▸ **Work to be completed**
Present the following entries again, word for word and in full.

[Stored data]
+===+

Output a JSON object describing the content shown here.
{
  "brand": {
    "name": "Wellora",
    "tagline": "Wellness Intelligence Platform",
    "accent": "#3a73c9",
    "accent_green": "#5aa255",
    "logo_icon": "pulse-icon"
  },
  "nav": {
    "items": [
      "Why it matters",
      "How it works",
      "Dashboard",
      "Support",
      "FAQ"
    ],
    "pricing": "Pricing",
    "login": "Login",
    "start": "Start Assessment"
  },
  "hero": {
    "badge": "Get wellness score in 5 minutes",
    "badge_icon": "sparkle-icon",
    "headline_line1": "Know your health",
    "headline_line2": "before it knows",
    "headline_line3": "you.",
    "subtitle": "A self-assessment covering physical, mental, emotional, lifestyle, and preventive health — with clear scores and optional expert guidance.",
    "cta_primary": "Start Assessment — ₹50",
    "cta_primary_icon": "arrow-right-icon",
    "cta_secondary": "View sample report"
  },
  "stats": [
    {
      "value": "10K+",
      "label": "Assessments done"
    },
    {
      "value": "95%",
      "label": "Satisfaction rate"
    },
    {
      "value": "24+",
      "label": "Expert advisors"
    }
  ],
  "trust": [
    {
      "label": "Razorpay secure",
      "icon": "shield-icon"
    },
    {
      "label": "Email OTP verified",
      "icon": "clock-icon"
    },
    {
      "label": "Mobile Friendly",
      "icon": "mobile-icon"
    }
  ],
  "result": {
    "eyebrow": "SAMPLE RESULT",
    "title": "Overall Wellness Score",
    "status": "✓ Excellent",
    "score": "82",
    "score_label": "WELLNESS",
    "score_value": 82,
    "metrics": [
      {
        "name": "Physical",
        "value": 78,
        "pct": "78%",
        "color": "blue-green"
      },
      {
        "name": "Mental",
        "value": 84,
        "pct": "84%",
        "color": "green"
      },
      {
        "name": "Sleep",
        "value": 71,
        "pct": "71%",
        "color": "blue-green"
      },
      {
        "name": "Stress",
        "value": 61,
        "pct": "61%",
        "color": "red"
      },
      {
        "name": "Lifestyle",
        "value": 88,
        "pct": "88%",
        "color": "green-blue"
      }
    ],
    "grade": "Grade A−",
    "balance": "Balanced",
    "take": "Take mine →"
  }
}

+===+

▸ **Response**
Output a JSON object describing the content shown here.
{
  "brand": {
    "name": "Wellora",
    "tagline": "Wellness Intelligence Platform",
    "accent": "#3a73c9",
    "accent_green": "#5aa255",
    "logo_icon": "pulse-icon"
  },
  "nav": {
    "items": [
      "Why it matters",
      "How it works",
      "Dashboard",
      "Support",
      "FAQ"
    ],
    "pricing": "Pricing",
    "login": "Login",
    "start": "Start Assessment"
  },
  "hero": {
    "badge": "Get wellness score in 5 minutes",
    "badge_icon": "sparkle-icon",
    "headline_line1": "Know your health",
    "headline_line2": "before it knows",
    "headline_line3": "you.",
    "subtitle": "A self-assessment covering physical, mental, emotional, lifestyle, and preventive health — with clear scores and optional expert guidance.",
    "cta_primary": "Start Assessment — ₹50",
    "cta_primary_icon": "arrow-right-icon",
    "cta_secondary": "View sample report"
  },
  "stats": [
    {
      "value": "10K+",
      "label": "Assessments done"
    },
    {
      "value": "95%",
      "label": "Satisfaction rate"
    },
    {
      "value": "24+",
      "label": "Expert advisors"
    }
  ],
  "trust": [
    {
      "label": "Razorpay secure",
      "icon": "shield-icon"
    },
    {
      "label": "Email OTP verified",
      "icon": "clock-icon"
    },
    {
      "label": "Mobile Friendly",
      "icon": "mobile-icon"
    }
  ],
  "result": {
    "eyebrow": "SAMPLE RESULT",
    "title": "Overall Wellness Score",
    "status": "✓ Excellent",
    "score": "82",
    "score_label": "WELLNESS",
    "score_value": 82,
    "metrics": [
      {
        "name": "Physical",
        "value": 78,
        "pct": "78%",
        "color": "blue-green"
      },
      {
        "name": "Mental",
        "value": 84,
        "pct": "84%",
        "color": "green"
      },
      {
        "name": "Sleep",
        "value": 71,
        "pct": "71%",
        "color": "blue-green"
      },
      {
        "name": "Stress",
        "value": 61,
        "pct": "61%",
        "color": "red"
      },
      {
        "name": "Lifestyle",
        "value": 88,
        "pct": "88%",
        "color": "green-blue"
      }
    ],
    "grade": "Grade A−",
    "balance": "Balanced",
    "take": "Take mine →"
  }
}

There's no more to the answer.